▶ Exercise requirements: Please recast every line in the rows below as a Markdown table with two columns, Number and Line, giving each line its number and leaving out blank lines.

▶ Items:
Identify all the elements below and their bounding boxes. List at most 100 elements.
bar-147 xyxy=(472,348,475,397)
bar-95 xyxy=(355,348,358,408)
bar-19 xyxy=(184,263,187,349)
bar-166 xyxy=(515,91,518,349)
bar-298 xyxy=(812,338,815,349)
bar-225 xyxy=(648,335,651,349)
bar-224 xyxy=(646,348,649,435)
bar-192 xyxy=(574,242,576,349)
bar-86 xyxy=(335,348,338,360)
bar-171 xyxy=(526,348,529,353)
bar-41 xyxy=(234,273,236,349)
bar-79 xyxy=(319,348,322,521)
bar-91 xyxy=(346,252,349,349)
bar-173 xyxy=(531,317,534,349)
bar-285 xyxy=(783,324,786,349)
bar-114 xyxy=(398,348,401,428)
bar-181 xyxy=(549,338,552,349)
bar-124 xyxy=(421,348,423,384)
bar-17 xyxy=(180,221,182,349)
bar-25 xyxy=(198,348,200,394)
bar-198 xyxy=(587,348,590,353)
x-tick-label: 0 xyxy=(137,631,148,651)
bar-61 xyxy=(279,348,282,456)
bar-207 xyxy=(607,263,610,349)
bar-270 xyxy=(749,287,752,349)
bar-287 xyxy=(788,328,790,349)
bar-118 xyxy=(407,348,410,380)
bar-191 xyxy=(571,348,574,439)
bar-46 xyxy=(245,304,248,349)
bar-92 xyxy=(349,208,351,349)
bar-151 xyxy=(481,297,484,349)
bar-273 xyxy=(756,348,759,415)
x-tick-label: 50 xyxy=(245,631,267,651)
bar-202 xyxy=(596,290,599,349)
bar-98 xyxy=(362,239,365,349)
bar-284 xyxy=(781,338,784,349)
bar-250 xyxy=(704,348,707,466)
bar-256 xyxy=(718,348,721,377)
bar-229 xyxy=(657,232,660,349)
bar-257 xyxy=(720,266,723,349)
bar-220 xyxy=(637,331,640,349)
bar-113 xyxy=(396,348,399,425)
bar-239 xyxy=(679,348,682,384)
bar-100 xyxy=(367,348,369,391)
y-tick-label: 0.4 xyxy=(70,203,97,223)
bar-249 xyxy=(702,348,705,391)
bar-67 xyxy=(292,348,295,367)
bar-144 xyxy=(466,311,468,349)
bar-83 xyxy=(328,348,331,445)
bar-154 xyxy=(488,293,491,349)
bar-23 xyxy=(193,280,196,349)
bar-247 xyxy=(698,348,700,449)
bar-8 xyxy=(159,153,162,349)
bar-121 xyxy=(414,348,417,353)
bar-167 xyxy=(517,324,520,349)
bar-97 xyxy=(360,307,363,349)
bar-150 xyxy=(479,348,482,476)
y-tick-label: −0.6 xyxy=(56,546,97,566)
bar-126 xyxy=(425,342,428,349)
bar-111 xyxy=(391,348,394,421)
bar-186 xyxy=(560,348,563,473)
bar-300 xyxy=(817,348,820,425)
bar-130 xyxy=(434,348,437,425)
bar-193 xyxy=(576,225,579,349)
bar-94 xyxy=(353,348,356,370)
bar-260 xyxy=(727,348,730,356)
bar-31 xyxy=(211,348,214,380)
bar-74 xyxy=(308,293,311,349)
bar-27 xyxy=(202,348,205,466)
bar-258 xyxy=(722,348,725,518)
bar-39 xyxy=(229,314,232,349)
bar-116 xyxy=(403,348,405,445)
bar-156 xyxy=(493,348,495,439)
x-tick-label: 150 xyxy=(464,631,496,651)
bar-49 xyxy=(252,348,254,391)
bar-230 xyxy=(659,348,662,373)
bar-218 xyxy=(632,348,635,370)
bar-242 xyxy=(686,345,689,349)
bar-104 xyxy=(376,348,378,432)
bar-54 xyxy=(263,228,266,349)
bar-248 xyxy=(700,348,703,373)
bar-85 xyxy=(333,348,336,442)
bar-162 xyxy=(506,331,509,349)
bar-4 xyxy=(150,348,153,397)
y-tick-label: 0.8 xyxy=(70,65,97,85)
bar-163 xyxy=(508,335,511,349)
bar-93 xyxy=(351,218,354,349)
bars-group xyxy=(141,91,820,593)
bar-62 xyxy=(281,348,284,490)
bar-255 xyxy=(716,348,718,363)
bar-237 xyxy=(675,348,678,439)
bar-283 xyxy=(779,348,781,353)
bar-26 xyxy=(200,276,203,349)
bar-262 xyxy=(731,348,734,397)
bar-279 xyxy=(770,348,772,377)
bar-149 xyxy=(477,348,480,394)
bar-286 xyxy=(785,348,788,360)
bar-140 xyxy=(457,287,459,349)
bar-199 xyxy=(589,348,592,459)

▶ Answer to this problem:
| Number | Line |
|---|---|
| 1 | Identify all the elements below and their bounding boxes. List at most 100 elements. |
| 2 | bar-147 xyxy=(472,348,475,397) |
| 3 | bar-95 xyxy=(355,348,358,408) |
| 4 | bar-19 xyxy=(184,263,187,349) |
| 5 | bar-166 xyxy=(515,91,518,349) |
| 6 | bar-298 xyxy=(812,338,815,349) |
| 7 | bar-225 xyxy=(648,335,651,349) |
| 8 | bar-224 xyxy=(646,348,649,435) |
| 9 | bar-192 xyxy=(574,242,576,349) |
| 10 | bar-86 xyxy=(335,348,338,360) |
| 11 | bar-171 xyxy=(526,348,529,353) |
| 12 | bar-41 xyxy=(234,273,236,349) |
| 13 | bar-79 xyxy=(319,348,322,521) |
| 14 | bar-91 xyxy=(346,252,349,349) |
| 15 | bar-173 xyxy=(531,317,534,349) |
| 16 | bar-285 xyxy=(783,324,786,349) |
| 17 | bar-114 xyxy=(398,348,401,428) |
| 18 | bar-181 xyxy=(549,338,552,349) |
| 19 | bar-124 xyxy=(421,348,423,384) |
| 20 | bar-17 xyxy=(180,221,182,349) |
| 21 | bar-25 xyxy=(198,348,200,394) |
| 22 | bar-198 xyxy=(587,348,590,353) |
| 23 | x-tick-label: 0 xyxy=(137,631,148,651) |
| 24 | bar-61 xyxy=(279,348,282,456) |
| 25 | bar-207 xyxy=(607,263,610,349) |
| 26 | bar-270 xyxy=(749,287,752,349) |
| 27 | bar-287 xyxy=(788,328,790,349) |
| 28 | bar-118 xyxy=(407,348,410,380) |
| 29 | bar-191 xyxy=(571,348,574,439) |
| 30 | bar-46 xyxy=(245,304,248,349) |
| 31 | bar-92 xyxy=(349,208,351,349) |
| 32 | bar-151 xyxy=(481,297,484,349) |
| 33 | bar-273 xyxy=(756,348,759,415) |
| 34 | x-tick-label: 50 xyxy=(245,631,267,651) |
| 35 | bar-202 xyxy=(596,290,599,349) |
| 36 | bar-98 xyxy=(362,239,365,349) |
| 37 | bar-284 xyxy=(781,338,784,349) |
| 38 | bar-250 xyxy=(704,348,707,466) |
| 39 | bar-256 xyxy=(718,348,721,377) |
| 40 | bar-229 xyxy=(657,232,660,349) |
| 41 | bar-257 xyxy=(720,266,723,349) |
| 42 | bar-220 xyxy=(637,331,640,349) |
| 43 | bar-113 xyxy=(396,348,399,425) |
| 44 | bar-239 xyxy=(679,348,682,384) |
| 45 | bar-100 xyxy=(367,348,369,391) |
| 46 | y-tick-label: 0.4 xyxy=(70,203,97,223) |
| 47 | bar-249 xyxy=(702,348,705,391) |
| 48 | bar-67 xyxy=(292,348,295,367) |
| 49 | bar-144 xyxy=(466,311,468,349) |
| 50 | bar-83 xyxy=(328,348,331,445) |
| 51 | bar-154 xyxy=(488,293,491,349) |
| 52 | bar-23 xyxy=(193,280,196,349) |
| 53 | bar-247 xyxy=(698,348,700,449) |
| 54 | bar-8 xyxy=(159,153,162,349) |
| 55 | bar-121 xyxy=(414,348,417,353) |
| 56 | bar-167 xyxy=(517,324,520,349) |
| 57 | bar-97 xyxy=(360,307,363,349) |
| 58 | bar-150 xyxy=(479,348,482,476) |
| 59 | y-tick-label: −0.6 xyxy=(56,546,97,566) |
| 60 | bar-126 xyxy=(425,342,428,349) |
| 61 | bar-111 xyxy=(391,348,394,421) |
| 62 | bar-186 xyxy=(560,348,563,473) |
| 63 | bar-300 xyxy=(817,348,820,425) |
| 64 | bar-130 xyxy=(434,348,437,425) |
| 65 | bar-193 xyxy=(576,225,579,349) |
| 66 | bar-94 xyxy=(353,348,356,370) |
| 67 | bar-260 xyxy=(727,348,730,356) |
| 68 | bar-31 xyxy=(211,348,214,380) |
| 69 | bar-74 xyxy=(308,293,311,349) |
| 70 | bar-27 xyxy=(202,348,205,466) |
| 71 | bar-258 xyxy=(722,348,725,518) |
| 72 | bar-39 xyxy=(229,314,232,349) |
| 73 | bar-116 xyxy=(403,348,405,445) |
| 74 | bar-156 xyxy=(493,348,495,439) |
| 75 | x-tick-label: 150 xyxy=(464,631,496,651) |
| 76 | bar-49 xyxy=(252,348,254,391) |
| 77 | bar-230 xyxy=(659,348,662,373) |
| 78 | bar-218 xyxy=(632,348,635,370) |
| 79 | bar-242 xyxy=(686,345,689,349) |
| 80 | bar-104 xyxy=(376,348,378,432) |
| 81 | bar-54 xyxy=(263,228,266,349) |
| 82 | bar-248 xyxy=(700,348,703,373) |
| 83 | bar-85 xyxy=(333,348,336,442) |
| 84 | bar-162 xyxy=(506,331,509,349) |
| 85 | bar-4 xyxy=(150,348,153,397) |
| 86 | y-tick-label: 0.8 xyxy=(70,65,97,85) |
| 87 | bar-163 xyxy=(508,335,511,349) |
| 88 | bar-93 xyxy=(351,218,354,349) |
| 89 | bars-group xyxy=(141,91,820,593) |
| 90 | bar-62 xyxy=(281,348,284,490) |
| 91 | bar-255 xyxy=(716,348,718,363) |
| 92 | bar-237 xyxy=(675,348,678,439) |
| 93 | bar-283 xyxy=(779,348,781,353) |
| 94 | bar-26 xyxy=(200,276,203,349) |
| 95 | bar-262 xyxy=(731,348,734,397) |
| 96 | bar-279 xyxy=(770,348,772,377) |
| 97 | bar-149 xyxy=(477,348,480,394) |
| 98 | bar-286 xyxy=(785,348,788,360) |
| 99 | bar-140 xyxy=(457,287,459,349) |
| 100 | bar-199 xyxy=(589,348,592,459) |